[start]

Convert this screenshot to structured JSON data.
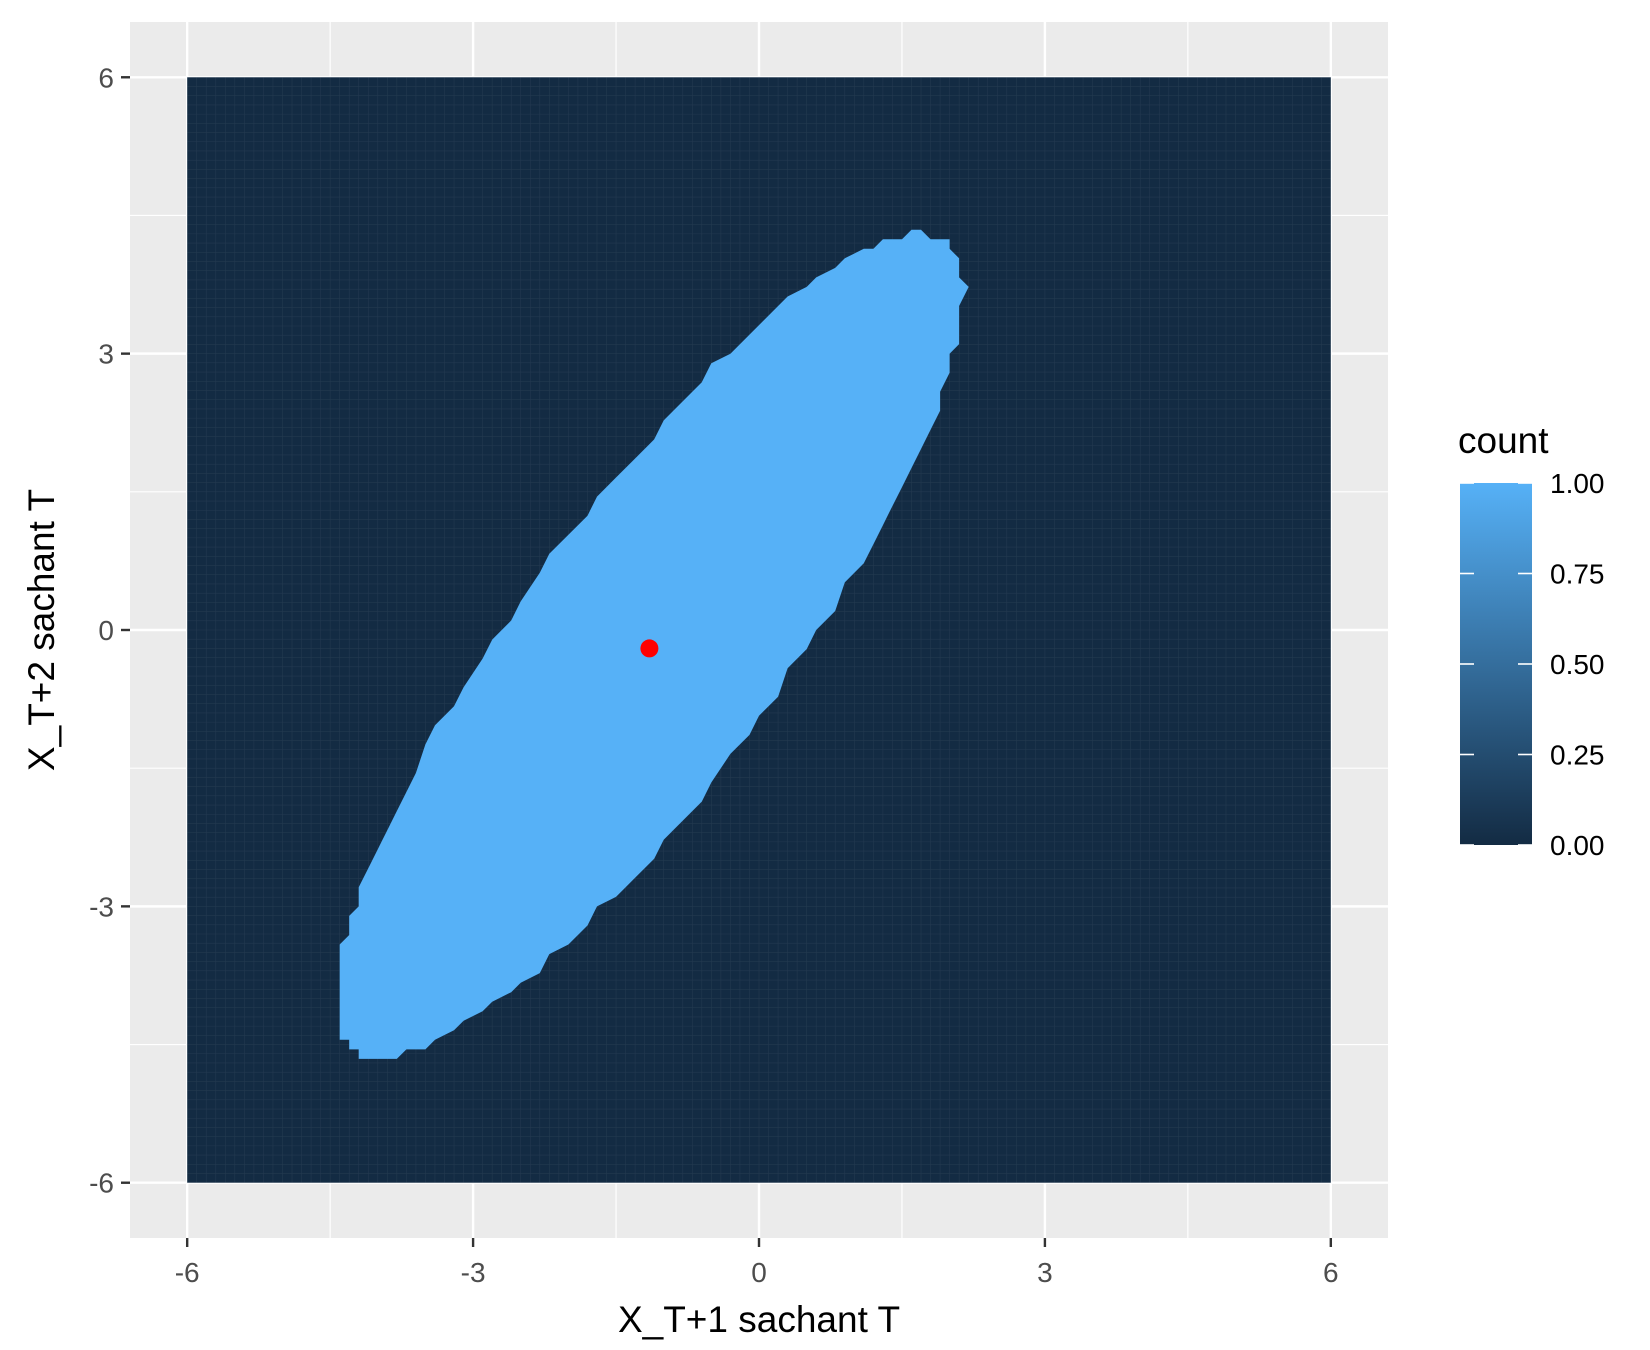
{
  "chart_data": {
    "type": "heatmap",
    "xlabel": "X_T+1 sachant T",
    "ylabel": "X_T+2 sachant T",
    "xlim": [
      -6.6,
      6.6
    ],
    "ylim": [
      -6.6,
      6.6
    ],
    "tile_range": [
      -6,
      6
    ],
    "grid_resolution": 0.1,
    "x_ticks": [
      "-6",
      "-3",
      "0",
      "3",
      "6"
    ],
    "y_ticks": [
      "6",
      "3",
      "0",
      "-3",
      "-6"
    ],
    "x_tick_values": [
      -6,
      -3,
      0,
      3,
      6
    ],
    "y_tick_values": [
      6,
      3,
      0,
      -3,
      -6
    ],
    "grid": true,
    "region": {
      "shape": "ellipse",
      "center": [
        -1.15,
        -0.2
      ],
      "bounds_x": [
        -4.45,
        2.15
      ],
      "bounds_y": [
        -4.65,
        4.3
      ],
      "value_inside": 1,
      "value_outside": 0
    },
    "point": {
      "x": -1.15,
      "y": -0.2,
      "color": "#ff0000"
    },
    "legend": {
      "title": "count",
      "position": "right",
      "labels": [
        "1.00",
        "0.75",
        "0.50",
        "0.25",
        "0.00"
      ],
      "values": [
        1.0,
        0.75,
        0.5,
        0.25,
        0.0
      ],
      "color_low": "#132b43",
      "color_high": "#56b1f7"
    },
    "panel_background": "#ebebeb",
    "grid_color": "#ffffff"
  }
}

[end]

WORK TO COMPLETE
Leave out every picture and copy the rest of the records exactly.

OUTPUT OF THE EXERCISE
Convert this screenshot to structured JSON data.
{
  "chart_data": {
    "type": "heatmap",
    "xlabel": "X_T+1 sachant T",
    "ylabel": "X_T+2 sachant T",
    "xlim": [
      -6.6,
      6.6
    ],
    "ylim": [
      -6.6,
      6.6
    ],
    "tile_range": [
      -6,
      6
    ],
    "grid_resolution": 0.1,
    "x_ticks": [
      "-6",
      "-3",
      "0",
      "3",
      "6"
    ],
    "y_ticks": [
      "6",
      "3",
      "0",
      "-3",
      "-6"
    ],
    "x_tick_values": [
      -6,
      -3,
      0,
      3,
      6
    ],
    "y_tick_values": [
      6,
      3,
      0,
      -3,
      -6
    ],
    "grid": true,
    "region": {
      "shape": "ellipse",
      "center": [
        -1.15,
        -0.2
      ],
      "bounds_x": [
        -4.45,
        2.15
      ],
      "bounds_y": [
        -4.65,
        4.3
      ],
      "value_inside": 1,
      "value_outside": 0
    },
    "point": {
      "x": -1.15,
      "y": -0.2,
      "color": "#ff0000"
    },
    "legend": {
      "title": "count",
      "position": "right",
      "labels": [
        "1.00",
        "0.75",
        "0.50",
        "0.25",
        "0.00"
      ],
      "values": [
        1.0,
        0.75,
        0.5,
        0.25,
        0.0
      ],
      "color_low": "#132b43",
      "color_high": "#56b1f7"
    },
    "panel_background": "#ebebeb",
    "grid_color": "#ffffff"
  }
}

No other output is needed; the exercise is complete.